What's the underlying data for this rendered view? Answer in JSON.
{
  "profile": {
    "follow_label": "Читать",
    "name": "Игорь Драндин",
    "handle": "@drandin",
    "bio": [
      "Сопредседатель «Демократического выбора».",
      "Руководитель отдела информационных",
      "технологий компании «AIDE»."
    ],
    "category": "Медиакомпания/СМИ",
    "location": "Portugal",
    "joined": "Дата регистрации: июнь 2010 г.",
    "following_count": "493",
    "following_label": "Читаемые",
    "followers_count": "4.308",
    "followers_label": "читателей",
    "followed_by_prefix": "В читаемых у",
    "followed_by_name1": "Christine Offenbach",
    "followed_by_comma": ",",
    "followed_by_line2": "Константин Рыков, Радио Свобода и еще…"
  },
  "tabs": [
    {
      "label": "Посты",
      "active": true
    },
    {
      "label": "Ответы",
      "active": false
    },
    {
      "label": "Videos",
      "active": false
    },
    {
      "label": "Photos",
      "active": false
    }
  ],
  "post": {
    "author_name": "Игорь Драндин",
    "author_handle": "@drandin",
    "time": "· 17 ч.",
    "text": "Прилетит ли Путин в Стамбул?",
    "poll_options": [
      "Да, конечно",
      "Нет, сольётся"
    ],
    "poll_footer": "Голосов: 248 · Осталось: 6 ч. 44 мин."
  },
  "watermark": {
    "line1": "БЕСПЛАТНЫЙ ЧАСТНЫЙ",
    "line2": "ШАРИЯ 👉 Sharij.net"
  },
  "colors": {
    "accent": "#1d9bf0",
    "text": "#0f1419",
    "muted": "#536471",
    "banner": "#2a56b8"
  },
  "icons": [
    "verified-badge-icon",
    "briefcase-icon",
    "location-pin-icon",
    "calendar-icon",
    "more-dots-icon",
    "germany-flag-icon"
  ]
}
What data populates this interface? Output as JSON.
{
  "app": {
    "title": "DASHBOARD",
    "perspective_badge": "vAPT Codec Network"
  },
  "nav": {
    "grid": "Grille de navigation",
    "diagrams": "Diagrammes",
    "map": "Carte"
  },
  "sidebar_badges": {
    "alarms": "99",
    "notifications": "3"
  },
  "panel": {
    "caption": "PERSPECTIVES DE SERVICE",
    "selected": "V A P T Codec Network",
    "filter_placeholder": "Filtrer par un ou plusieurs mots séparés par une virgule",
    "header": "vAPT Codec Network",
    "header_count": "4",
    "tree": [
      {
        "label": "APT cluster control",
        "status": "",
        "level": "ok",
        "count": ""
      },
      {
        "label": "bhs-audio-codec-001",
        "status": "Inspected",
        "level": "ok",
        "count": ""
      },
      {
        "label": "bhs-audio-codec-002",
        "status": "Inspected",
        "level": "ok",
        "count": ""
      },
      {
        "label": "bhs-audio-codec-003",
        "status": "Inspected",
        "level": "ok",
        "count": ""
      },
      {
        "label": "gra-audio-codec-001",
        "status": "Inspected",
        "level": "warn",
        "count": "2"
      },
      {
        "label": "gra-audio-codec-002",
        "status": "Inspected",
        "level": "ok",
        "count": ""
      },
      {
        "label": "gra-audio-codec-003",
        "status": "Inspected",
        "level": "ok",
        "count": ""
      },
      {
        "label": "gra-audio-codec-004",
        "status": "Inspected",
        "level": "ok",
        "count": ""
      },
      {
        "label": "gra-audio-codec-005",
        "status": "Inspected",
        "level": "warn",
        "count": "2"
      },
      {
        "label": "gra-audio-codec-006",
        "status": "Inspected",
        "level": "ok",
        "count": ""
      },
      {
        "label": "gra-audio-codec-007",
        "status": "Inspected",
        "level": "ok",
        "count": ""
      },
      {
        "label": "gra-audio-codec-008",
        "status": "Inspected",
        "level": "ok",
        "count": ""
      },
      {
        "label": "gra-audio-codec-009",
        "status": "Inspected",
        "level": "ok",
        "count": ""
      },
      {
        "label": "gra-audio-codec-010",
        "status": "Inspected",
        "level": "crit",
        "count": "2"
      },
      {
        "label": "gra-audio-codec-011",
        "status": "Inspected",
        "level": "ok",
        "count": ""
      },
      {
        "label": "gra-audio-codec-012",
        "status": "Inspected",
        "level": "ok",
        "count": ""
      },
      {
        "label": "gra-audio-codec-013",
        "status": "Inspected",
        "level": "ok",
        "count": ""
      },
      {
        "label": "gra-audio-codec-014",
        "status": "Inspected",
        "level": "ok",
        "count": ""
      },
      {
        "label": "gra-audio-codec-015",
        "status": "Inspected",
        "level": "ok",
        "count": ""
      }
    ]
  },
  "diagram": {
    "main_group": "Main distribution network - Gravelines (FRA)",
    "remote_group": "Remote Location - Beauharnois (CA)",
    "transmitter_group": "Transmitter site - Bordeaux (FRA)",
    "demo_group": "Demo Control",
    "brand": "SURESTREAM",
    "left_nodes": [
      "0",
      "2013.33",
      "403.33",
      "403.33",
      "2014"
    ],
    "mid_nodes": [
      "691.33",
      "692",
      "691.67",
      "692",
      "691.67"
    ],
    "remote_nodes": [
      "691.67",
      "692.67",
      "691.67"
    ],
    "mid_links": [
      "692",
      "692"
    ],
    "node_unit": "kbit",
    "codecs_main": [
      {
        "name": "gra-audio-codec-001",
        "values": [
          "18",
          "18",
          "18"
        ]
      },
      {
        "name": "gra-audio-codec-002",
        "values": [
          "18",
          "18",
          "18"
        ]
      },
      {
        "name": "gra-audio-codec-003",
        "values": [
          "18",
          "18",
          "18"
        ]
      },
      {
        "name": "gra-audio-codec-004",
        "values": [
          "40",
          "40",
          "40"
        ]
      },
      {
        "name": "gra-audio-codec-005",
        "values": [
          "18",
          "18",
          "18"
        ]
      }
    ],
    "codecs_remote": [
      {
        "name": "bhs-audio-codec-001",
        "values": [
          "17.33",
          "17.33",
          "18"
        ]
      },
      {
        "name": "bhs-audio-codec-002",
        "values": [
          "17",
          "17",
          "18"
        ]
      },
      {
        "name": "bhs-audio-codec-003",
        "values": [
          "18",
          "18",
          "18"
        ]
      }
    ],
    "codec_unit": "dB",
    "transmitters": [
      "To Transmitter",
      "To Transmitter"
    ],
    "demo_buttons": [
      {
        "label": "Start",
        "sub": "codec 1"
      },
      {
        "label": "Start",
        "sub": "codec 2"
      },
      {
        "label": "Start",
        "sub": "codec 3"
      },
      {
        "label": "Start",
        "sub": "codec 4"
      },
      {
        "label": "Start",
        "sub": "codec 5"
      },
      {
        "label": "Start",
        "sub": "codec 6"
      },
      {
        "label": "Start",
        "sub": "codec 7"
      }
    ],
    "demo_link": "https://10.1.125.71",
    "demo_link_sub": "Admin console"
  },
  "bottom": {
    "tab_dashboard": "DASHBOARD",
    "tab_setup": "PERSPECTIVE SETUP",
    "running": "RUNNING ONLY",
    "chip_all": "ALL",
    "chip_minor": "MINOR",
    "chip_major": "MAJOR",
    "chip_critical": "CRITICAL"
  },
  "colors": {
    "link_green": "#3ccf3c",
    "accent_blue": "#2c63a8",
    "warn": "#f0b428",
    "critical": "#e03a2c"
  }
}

***

→ PROBLEM TO WORK ON
Output every line above without altering anything.

→ ANSWER
What's the underlying data for this rendered view? Answer in JSON.
{
  "profile": {
    "follow_label": "Читать",
    "name": "Игорь Драндин",
    "handle": "@drandin",
    "bio": [
      "Сопредседатель «Демократического выбора».",
      "Руководитель отдела информационных",
      "технологий компании «AIDE»."
    ],
    "category": "Медиакомпания/СМИ",
    "location": "Portugal",
    "joined": "Дата регистрации: июнь 2010 г.",
    "following_count": "493",
    "following_label": "Читаемые",
    "followers_count": "4.308",
    "followers_label": "читателей",
    "followed_by_prefix": "В читаемых у",
    "followed_by_name1": "Christine Offenbach",
    "followed_by_comma": ",",
    "followed_by_line2": "Константин Рыков, Радио Свобода и еще…"
  },
  "tabs": [
    {
      "label": "Посты",
      "active": true
    },
    {
      "label": "Ответы",
      "active": false
    },
    {
      "label": "Videos",
      "active": false
    },
    {
      "label": "Photos",
      "active": false
    }
  ],
  "post": {
    "author_name": "Игорь Драндин",
    "author_handle": "@drandin",
    "time": "· 17 ч.",
    "text": "Прилетит ли Путин в Стамбул?",
    "poll_options": [
      "Да, конечно",
      "Нет, сольётся"
    ],
    "poll_footer": "Голосов: 248 · Осталось: 6 ч. 44 мин."
  },
  "watermark": {
    "line1": "БЕСПЛАТНЫЙ ЧАСТНЫЙ",
    "line2": "ШАРИЯ 👉 Sharij.net"
  },
  "colors": {
    "accent": "#1d9bf0",
    "text": "#0f1419",
    "muted": "#536471",
    "banner": "#2a56b8"
  },
  "icons": [
    "verified-badge-icon",
    "briefcase-icon",
    "location-pin-icon",
    "calendar-icon",
    "more-dots-icon",
    "germany-flag-icon"
  ]
}
What data populates this interface? Output as JSON.
{
  "app": {
    "title": "DASHBOARD",
    "perspective_badge": "vAPT Codec Network"
  },
  "nav": {
    "grid": "Grille de navigation",
    "diagrams": "Diagrammes",
    "map": "Carte"
  },
  "sidebar_badges": {
    "alarms": "99",
    "notifications": "3"
  },
  "panel": {
    "caption": "PERSPECTIVES DE SERVICE",
    "selected": "V A P T Codec Network",
    "filter_placeholder": "Filtrer par un ou plusieurs mots séparés par une virgule",
    "header": "vAPT Codec Network",
    "header_count": "4",
    "tree": [
      {
        "label": "APT cluster control",
        "status": "",
        "level": "ok",
        "count": ""
      },
      {
        "label": "bhs-audio-codec-001",
        "status": "Inspected",
        "level": "ok",
        "count": ""
      },
      {
        "label": "bhs-audio-codec-002",
        "status": "Inspected",
        "level": "ok",
        "count": ""
      },
      {
        "label": "bhs-audio-codec-003",
        "status": "Inspected",
        "level": "ok",
        "count": ""
      },
      {
        "label": "gra-audio-codec-001",
        "status": "Inspected",
        "level": "warn",
        "count": "2"
      },
      {
        "label": "gra-audio-codec-002",
        "status": "Inspected",
        "level": "ok",
        "count": ""
      },
      {
        "label": "gra-audio-codec-003",
        "status": "Inspected",
        "level": "ok",
        "count": ""
      },
      {
        "label": "gra-audio-codec-004",
        "status": "Inspected",
        "level": "ok",
        "count": ""
      },
      {
        "label": "gra-audio-codec-005",
        "status": "Inspected",
        "level": "warn",
        "count": "2"
      },
      {
        "label": "gra-audio-codec-006",
        "status": "Inspected",
        "level": "ok",
        "count": ""
      },
      {
        "label": "gra-audio-codec-007",
        "status": "Inspected",
        "level": "ok",
        "count": ""
      },
      {
        "label": "gra-audio-codec-008",
        "status": "Inspected",
        "level": "ok",
        "count": ""
      },
      {
        "label": "gra-audio-codec-009",
        "status": "Inspected",
        "level": "ok",
        "count": ""
      },
      {
        "label": "gra-audio-codec-010",
        "status": "Inspected",
        "level": "crit",
        "count": "2"
      },
      {
        "label": "gra-audio-codec-011",
        "status": "Inspected",
        "level": "ok",
        "count": ""
      },
      {
        "label": "gra-audio-codec-012",
        "status": "Inspected",
        "level": "ok",
        "count": ""
      },
      {
        "label": "gra-audio-codec-013",
        "status": "Inspected",
        "level": "ok",
        "count": ""
      },
      {
        "label": "gra-audio-codec-014",
        "status": "Inspected",
        "level": "ok",
        "count": ""
      },
      {
        "label": "gra-audio-codec-015",
        "status": "Inspected",
        "level": "ok",
        "count": ""
      }
    ]
  },
  "diagram": {
    "main_group": "Main distribution network - Gravelines (FRA)",
    "remote_group": "Remote Location - Beauharnois (CA)",
    "transmitter_group": "Transmitter site - Bordeaux (FRA)",
    "demo_group": "Demo Control",
    "brand": "SURESTREAM",
    "left_nodes": [
      "0",
      "2013.33",
      "403.33",
      "403.33",
      "2014"
    ],
    "mid_nodes": [
      "691.33",
      "692",
      "691.67",
      "692",
      "691.67"
    ],
    "remote_nodes": [
      "691.67",
      "692.67",
      "691.67"
    ],
    "mid_links": [
      "692",
      "692"
    ],
    "node_unit": "kbit",
    "codecs_main": [
      {
        "name": "gra-audio-codec-001",
        "values": [
          "18",
          "18",
          "18"
        ]
      },
      {
        "name": "gra-audio-codec-002",
        "values": [
          "18",
          "18",
          "18"
        ]
      },
      {
        "name": "gra-audio-codec-003",
        "values": [
          "18",
          "18",
          "18"
        ]
      },
      {
        "name": "gra-audio-codec-004",
        "values": [
          "40",
          "40",
          "40"
        ]
      },
      {
        "name": "gra-audio-codec-005",
        "values": [
          "18",
          "18",
          "18"
        ]
      }
    ],
    "codecs_remote": [
      {
        "name": "bhs-audio-codec-001",
        "values": [
          "17.33",
          "17.33",
          "18"
        ]
      },
      {
        "name": "bhs-audio-codec-002",
        "values": [
          "17",
          "17",
          "18"
        ]
      },
      {
        "name": "bhs-audio-codec-003",
        "values": [
          "18",
          "18",
          "18"
        ]
      }
    ],
    "codec_unit": "dB",
    "transmitters": [
      "To Transmitter",
      "To Transmitter"
    ],
    "demo_buttons": [
      {
        "label": "Start",
        "sub": "codec 1"
      },
      {
        "label": "Start",
        "sub": "codec 2"
      },
      {
        "label": "Start",
        "sub": "codec 3"
      },
      {
        "label": "Start",
        "sub": "codec 4"
      },
      {
        "label": "Start",
        "sub": "codec 5"
      },
      {
        "label": "Start",
        "sub": "codec 6"
      },
      {
        "label": "Start",
        "sub": "codec 7"
      }
    ],
    "demo_link": "https://10.1.125.71",
    "demo_link_sub": "Admin console"
  },
  "bottom": {
    "tab_dashboard": "DASHBOARD",
    "tab_setup": "PERSPECTIVE SETUP",
    "running": "RUNNING ONLY",
    "chip_all": "ALL",
    "chip_minor": "MINOR",
    "chip_major": "MAJOR",
    "chip_critical": "CRITICAL"
  },
  "colors": {
    "link_green": "#3ccf3c",
    "accent_blue": "#2c63a8",
    "warn": "#f0b428",
    "critical": "#e03a2c"
  }
}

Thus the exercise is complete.